Records contained in a dataset
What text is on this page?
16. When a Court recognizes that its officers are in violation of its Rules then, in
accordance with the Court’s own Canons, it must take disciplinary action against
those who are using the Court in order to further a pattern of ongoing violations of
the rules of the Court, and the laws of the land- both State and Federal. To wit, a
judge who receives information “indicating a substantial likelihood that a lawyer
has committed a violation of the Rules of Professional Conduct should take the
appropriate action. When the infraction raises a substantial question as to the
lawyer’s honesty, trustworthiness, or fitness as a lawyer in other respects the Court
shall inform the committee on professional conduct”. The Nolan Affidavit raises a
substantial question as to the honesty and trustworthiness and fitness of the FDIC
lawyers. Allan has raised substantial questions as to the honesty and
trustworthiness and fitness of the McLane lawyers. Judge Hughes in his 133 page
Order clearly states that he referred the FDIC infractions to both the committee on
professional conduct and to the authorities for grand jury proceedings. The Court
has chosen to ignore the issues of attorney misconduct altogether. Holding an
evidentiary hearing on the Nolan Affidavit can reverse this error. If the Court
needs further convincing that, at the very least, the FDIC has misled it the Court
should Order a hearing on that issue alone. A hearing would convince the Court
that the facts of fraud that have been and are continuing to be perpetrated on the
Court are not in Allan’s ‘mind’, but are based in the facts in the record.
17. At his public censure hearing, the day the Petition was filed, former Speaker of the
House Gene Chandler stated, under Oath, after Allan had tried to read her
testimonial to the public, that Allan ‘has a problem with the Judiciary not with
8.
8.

**HOW TO COMPLETE THIS TASK:** Check each line above for the string "When", then copy the ones that have it.

**TASK RESULT:**
16. When a Court recognizes that its officers are in violation of its Rules then, in
appropriate action. When the infraction raises a substantial question as to the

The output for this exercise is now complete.